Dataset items
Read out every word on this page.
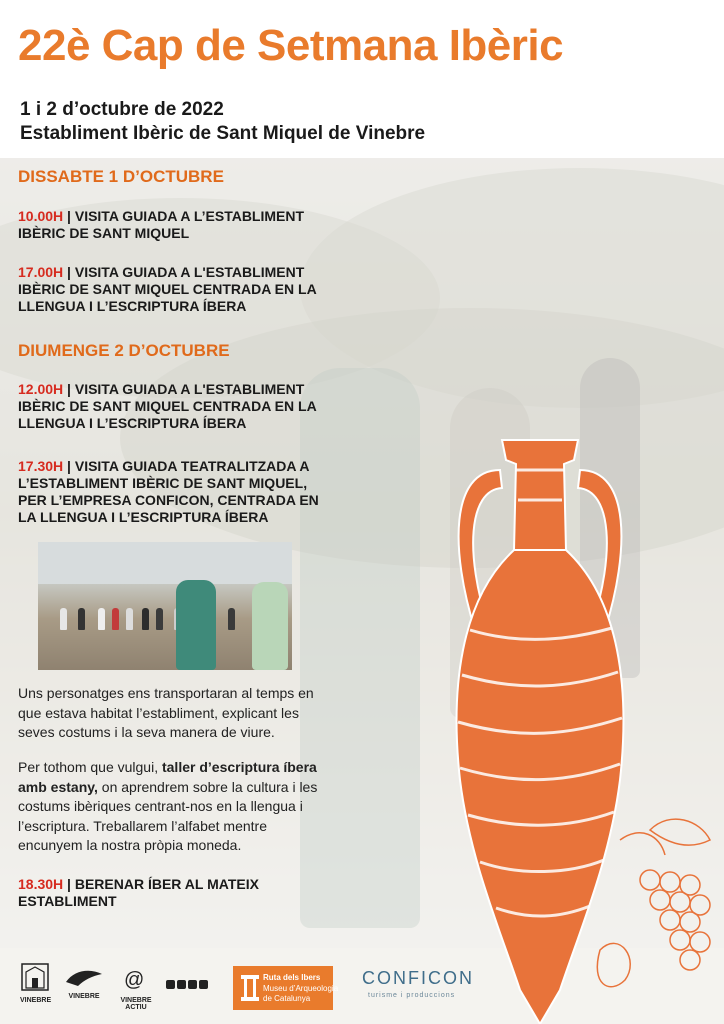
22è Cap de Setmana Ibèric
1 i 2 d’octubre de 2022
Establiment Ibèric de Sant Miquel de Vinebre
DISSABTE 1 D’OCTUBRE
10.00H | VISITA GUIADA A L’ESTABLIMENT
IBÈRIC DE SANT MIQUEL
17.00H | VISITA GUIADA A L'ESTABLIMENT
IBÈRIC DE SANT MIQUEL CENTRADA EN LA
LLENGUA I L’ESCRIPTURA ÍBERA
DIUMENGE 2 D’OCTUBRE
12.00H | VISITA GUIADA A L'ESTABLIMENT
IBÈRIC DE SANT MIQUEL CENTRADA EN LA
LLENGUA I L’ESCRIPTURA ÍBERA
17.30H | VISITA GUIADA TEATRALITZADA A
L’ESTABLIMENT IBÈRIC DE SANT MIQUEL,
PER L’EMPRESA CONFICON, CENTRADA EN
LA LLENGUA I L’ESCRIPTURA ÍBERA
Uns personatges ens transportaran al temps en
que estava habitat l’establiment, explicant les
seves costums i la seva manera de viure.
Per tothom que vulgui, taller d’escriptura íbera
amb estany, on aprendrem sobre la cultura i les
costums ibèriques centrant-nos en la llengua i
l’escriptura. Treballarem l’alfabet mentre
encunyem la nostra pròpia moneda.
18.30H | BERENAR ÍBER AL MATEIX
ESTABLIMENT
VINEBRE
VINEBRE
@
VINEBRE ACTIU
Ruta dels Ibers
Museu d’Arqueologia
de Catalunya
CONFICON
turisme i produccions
--
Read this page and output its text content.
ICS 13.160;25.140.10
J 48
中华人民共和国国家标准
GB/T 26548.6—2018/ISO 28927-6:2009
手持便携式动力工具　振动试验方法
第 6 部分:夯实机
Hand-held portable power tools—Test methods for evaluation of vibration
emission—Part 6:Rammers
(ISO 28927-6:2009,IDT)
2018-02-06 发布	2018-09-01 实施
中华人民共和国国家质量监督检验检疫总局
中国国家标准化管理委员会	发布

» WRITTEN TASK:
Copy out each line of the listing that holds "CONFICON".

» EXERCISE SOLUTION:
PER L’EMPRESA CONFICON, CENTRADA EN
CONFICON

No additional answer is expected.